• _Task statement_
Find each row below that contains the string "legend", with case counting, and copy those rows in full.

• _Task data_
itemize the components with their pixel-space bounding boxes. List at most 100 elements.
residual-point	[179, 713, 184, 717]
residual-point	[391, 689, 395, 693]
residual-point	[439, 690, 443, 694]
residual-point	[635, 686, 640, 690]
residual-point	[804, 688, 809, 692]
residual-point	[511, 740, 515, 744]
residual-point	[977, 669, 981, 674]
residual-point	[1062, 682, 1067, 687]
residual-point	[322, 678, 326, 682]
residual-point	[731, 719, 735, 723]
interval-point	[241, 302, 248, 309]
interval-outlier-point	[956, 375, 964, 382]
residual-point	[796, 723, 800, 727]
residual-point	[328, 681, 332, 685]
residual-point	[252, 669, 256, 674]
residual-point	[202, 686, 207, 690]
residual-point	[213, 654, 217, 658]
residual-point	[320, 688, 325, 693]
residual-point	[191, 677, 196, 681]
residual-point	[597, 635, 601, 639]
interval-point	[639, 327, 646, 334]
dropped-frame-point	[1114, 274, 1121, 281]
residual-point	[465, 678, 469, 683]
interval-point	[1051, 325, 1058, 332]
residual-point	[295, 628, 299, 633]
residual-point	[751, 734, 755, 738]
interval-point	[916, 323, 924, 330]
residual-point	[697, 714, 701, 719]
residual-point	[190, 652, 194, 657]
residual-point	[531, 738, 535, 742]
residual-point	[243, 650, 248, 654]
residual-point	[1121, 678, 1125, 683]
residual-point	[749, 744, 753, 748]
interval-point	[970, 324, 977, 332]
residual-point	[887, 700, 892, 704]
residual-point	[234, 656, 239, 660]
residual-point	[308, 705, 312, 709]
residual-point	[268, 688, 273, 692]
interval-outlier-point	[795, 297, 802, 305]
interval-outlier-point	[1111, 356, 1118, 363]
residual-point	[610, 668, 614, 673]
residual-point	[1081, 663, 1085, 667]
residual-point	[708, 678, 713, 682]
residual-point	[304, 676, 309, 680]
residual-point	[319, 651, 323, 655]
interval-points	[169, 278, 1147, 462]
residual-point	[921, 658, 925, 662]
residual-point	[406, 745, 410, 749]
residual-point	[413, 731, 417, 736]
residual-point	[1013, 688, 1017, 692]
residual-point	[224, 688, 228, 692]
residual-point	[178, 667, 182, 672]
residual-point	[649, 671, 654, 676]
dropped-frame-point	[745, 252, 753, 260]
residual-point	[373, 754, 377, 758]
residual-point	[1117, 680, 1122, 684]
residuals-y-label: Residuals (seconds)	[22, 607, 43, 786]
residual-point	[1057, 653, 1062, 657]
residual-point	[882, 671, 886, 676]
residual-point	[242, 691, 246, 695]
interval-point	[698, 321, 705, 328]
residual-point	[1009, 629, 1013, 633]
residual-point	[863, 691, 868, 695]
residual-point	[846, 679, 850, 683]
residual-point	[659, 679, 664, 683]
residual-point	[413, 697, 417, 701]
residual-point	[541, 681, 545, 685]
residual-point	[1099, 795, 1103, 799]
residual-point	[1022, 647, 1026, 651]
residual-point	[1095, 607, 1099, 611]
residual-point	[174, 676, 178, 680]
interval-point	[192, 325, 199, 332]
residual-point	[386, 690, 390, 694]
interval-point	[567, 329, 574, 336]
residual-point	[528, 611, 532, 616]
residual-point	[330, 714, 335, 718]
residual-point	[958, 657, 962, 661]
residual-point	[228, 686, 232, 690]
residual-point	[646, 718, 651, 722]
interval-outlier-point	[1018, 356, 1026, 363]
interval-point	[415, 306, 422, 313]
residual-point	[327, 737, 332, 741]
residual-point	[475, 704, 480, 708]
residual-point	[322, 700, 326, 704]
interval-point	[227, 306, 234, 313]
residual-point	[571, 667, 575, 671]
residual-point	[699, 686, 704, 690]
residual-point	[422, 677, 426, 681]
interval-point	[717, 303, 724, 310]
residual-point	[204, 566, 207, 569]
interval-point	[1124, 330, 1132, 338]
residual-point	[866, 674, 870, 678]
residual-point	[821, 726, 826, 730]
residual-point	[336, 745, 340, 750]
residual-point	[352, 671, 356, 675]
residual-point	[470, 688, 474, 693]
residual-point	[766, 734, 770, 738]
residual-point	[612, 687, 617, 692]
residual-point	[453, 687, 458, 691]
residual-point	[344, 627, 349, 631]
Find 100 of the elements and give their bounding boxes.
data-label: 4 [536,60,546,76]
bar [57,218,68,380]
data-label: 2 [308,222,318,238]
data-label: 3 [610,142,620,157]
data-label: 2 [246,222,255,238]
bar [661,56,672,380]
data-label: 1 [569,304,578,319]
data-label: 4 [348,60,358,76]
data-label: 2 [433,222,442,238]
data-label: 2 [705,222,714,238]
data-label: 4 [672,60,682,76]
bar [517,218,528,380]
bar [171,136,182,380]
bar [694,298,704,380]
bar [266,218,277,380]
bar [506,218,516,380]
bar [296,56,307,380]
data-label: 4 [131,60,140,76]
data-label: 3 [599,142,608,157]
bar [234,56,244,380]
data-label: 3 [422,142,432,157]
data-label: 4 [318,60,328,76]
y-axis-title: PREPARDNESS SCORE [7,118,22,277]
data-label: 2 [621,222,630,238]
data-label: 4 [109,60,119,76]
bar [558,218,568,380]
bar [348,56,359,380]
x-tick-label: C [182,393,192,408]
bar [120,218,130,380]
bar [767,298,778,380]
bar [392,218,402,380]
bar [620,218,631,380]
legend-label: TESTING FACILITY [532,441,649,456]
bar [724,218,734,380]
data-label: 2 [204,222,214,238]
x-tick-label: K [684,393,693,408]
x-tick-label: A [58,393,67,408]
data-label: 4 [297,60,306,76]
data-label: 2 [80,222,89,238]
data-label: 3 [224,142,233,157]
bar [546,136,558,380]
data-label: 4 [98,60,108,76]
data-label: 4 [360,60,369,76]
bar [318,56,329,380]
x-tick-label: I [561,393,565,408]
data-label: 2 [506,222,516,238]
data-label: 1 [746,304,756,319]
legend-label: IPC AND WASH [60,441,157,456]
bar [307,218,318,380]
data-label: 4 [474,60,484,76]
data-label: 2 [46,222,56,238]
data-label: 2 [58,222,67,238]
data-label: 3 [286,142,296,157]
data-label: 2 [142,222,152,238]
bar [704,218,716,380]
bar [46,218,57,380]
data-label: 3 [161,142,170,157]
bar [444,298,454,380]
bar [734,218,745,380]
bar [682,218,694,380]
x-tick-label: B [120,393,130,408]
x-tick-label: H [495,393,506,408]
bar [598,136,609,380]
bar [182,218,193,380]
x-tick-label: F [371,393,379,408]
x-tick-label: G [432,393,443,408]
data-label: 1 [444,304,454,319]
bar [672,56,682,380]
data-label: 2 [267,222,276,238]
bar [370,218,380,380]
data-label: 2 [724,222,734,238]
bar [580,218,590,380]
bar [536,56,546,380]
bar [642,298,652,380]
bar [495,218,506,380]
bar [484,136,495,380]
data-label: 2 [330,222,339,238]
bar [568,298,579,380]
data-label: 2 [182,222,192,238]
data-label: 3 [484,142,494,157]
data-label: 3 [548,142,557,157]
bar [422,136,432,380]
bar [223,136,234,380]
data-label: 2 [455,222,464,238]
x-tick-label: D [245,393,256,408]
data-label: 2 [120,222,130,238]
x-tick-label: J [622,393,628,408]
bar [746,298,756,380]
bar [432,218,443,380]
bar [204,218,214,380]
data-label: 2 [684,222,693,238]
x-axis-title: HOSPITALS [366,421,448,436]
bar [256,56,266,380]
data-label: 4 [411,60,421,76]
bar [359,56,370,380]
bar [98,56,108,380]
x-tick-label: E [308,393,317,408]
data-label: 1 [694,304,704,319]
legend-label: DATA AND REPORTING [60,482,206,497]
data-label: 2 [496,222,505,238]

• _Task response_
legend-label: TESTING FACILITY [532,441,649,456]
legend-label: IPC AND WASH [60,441,157,456]
legend-label: DATA AND REPORTING [60,482,206,497]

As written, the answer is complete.